Find each line with the string "content" and report it.

Source records
Start
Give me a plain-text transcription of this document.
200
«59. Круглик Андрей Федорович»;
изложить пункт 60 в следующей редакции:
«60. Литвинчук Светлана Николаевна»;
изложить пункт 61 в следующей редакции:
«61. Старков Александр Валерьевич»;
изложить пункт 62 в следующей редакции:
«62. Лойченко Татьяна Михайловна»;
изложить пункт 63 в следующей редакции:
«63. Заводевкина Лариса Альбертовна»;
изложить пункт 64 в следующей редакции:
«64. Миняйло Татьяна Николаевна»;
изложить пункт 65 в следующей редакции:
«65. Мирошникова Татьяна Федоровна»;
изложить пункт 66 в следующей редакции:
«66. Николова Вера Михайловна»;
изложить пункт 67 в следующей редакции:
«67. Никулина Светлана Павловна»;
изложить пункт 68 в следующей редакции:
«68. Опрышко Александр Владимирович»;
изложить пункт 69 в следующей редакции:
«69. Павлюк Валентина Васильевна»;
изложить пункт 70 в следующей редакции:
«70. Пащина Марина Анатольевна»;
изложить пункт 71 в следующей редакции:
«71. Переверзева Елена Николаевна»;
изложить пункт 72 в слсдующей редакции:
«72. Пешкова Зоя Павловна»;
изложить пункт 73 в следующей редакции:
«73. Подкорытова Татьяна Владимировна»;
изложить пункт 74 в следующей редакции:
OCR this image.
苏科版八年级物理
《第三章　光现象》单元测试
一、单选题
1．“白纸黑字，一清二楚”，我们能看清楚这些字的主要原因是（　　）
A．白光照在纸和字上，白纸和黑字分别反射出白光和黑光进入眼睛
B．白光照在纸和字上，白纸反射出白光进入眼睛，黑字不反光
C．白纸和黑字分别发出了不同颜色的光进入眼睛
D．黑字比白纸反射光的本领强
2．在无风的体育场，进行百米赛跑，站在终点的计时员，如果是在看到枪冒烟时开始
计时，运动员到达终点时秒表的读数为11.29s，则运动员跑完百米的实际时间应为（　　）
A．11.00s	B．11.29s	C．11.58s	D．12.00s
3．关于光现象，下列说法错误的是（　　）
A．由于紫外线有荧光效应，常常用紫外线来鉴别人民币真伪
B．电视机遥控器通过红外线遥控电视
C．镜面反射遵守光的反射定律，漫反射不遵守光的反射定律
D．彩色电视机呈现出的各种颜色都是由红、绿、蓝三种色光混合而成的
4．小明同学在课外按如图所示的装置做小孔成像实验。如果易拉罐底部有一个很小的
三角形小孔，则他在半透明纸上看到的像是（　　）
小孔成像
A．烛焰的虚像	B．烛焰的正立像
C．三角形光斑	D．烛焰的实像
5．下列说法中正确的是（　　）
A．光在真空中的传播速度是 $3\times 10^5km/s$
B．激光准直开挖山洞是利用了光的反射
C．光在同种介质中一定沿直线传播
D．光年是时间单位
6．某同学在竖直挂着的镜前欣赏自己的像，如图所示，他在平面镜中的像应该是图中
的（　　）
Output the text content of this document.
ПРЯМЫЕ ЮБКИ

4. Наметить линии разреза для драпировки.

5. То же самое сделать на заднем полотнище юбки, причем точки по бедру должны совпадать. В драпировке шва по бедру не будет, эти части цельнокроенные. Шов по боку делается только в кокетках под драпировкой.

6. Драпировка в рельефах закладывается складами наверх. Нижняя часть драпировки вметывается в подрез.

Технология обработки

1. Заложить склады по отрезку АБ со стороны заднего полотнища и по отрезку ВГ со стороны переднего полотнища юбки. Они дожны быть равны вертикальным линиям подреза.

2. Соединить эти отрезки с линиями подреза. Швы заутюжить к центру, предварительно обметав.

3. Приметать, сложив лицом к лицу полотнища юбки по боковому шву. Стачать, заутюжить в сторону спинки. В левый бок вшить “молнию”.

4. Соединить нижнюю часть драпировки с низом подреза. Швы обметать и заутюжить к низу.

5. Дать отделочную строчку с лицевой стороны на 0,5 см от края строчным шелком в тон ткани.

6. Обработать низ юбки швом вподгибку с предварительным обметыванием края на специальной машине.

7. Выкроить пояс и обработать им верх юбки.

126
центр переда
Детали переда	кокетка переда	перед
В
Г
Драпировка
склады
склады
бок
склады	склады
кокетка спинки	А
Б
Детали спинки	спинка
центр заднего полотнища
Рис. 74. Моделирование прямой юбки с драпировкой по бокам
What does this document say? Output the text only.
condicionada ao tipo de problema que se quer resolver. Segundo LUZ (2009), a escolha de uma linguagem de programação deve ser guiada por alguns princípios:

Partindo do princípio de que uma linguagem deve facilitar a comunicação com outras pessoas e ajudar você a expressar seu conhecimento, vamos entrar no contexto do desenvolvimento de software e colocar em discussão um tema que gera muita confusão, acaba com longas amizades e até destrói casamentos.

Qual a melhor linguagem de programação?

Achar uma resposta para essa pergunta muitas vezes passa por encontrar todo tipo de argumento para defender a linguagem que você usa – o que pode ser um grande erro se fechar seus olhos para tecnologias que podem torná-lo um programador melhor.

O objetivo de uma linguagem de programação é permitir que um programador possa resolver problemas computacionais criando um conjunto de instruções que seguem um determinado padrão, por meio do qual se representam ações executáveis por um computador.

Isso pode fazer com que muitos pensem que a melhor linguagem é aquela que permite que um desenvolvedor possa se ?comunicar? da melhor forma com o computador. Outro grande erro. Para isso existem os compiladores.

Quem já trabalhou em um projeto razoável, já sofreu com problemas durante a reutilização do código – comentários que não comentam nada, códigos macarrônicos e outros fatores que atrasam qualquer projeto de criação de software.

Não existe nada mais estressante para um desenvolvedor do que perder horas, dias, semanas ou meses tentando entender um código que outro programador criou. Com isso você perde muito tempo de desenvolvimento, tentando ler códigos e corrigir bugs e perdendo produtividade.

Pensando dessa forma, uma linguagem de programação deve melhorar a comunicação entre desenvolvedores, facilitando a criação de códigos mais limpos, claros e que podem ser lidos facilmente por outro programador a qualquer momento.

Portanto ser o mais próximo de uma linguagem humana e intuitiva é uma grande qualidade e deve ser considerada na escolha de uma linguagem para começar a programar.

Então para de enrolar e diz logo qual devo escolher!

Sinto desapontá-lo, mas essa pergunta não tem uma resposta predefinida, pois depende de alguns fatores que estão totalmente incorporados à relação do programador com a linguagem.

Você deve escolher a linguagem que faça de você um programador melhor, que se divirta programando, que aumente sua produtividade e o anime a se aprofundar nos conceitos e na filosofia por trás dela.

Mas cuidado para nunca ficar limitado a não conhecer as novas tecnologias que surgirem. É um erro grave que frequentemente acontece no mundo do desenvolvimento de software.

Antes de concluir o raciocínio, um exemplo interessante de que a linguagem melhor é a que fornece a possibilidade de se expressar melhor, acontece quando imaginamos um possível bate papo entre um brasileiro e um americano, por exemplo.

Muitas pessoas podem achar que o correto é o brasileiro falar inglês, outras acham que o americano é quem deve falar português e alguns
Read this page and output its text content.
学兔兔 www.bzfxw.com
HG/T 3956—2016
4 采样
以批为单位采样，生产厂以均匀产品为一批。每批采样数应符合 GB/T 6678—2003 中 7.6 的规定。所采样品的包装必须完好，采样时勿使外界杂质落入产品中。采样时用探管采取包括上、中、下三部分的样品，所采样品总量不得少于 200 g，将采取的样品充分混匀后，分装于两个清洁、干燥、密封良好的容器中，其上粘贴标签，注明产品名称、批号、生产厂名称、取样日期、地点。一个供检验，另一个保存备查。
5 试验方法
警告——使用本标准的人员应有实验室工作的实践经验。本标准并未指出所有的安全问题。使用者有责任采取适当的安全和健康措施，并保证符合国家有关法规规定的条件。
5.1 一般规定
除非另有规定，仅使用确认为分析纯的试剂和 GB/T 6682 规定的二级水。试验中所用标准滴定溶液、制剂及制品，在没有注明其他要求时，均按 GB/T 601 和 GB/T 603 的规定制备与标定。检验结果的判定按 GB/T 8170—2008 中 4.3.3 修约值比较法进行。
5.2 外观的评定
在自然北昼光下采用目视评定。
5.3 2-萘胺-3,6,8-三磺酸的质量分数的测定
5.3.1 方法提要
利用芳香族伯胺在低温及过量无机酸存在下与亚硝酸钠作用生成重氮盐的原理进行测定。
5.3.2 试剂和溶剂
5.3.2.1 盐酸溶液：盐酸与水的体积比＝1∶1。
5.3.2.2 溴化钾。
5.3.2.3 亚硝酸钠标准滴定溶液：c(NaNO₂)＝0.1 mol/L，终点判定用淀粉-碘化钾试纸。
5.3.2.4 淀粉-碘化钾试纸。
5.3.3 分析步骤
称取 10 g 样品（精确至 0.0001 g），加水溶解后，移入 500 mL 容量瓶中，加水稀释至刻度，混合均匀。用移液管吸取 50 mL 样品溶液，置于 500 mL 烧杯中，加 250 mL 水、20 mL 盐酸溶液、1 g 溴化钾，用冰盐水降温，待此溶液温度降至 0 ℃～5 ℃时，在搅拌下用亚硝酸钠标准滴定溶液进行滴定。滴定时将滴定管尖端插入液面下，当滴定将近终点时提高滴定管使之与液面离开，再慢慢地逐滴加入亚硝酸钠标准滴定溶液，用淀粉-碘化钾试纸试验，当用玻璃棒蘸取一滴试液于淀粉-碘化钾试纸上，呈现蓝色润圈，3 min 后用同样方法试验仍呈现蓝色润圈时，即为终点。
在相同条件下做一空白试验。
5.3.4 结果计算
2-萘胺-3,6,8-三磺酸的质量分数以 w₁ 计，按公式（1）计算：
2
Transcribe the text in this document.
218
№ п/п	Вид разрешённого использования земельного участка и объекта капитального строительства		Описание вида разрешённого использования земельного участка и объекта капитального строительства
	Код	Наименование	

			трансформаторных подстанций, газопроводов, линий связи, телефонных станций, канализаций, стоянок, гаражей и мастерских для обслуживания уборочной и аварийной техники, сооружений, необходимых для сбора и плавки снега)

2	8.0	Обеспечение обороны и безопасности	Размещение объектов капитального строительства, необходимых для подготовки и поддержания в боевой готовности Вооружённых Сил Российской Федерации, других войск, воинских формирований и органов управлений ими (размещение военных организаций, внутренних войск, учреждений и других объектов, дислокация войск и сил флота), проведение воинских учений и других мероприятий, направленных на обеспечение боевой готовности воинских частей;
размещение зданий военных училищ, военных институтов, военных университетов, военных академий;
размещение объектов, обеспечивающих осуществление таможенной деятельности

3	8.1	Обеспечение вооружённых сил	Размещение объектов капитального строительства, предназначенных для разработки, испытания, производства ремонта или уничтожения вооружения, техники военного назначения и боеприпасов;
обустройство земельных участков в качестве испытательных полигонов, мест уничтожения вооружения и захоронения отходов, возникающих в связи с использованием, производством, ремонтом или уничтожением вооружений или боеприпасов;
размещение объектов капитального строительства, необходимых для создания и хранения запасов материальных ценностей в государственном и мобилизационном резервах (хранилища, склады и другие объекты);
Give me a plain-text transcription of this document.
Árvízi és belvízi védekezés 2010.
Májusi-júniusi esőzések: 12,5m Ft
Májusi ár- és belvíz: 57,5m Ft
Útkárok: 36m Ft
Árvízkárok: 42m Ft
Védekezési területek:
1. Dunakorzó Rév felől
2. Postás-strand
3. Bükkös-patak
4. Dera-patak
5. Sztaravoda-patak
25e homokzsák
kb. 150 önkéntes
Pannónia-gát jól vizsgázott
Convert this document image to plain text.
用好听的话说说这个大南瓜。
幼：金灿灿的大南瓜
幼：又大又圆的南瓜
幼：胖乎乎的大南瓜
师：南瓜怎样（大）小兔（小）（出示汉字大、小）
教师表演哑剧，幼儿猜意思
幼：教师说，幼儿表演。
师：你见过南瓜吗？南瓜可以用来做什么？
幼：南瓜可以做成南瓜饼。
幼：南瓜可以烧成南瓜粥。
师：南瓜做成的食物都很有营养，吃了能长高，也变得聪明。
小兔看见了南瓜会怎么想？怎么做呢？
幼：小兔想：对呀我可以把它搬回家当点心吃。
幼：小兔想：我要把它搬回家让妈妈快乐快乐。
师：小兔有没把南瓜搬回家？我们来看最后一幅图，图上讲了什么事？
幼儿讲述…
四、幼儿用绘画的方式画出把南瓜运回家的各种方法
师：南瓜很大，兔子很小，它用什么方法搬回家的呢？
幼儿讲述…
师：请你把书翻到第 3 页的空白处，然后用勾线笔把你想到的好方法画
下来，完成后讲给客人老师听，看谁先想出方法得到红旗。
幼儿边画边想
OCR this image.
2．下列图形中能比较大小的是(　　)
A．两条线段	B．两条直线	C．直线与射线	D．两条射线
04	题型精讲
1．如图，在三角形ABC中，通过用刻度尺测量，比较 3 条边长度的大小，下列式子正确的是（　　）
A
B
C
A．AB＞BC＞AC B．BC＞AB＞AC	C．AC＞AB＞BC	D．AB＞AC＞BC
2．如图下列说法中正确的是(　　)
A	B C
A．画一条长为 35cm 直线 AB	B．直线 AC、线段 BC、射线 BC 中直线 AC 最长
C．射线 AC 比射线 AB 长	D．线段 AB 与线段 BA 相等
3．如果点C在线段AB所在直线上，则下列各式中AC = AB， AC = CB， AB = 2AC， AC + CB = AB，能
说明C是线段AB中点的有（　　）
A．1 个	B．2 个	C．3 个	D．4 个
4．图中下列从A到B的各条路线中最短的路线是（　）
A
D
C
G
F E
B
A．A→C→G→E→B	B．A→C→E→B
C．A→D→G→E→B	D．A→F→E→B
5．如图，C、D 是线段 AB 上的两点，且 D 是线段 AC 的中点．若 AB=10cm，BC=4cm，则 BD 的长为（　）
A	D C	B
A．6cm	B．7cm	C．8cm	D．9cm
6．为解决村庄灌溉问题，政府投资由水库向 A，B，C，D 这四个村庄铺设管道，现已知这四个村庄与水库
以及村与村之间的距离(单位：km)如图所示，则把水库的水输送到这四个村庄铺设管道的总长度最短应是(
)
End
# Reply to the task
Output the text content of this document.
Read this page and output its text content.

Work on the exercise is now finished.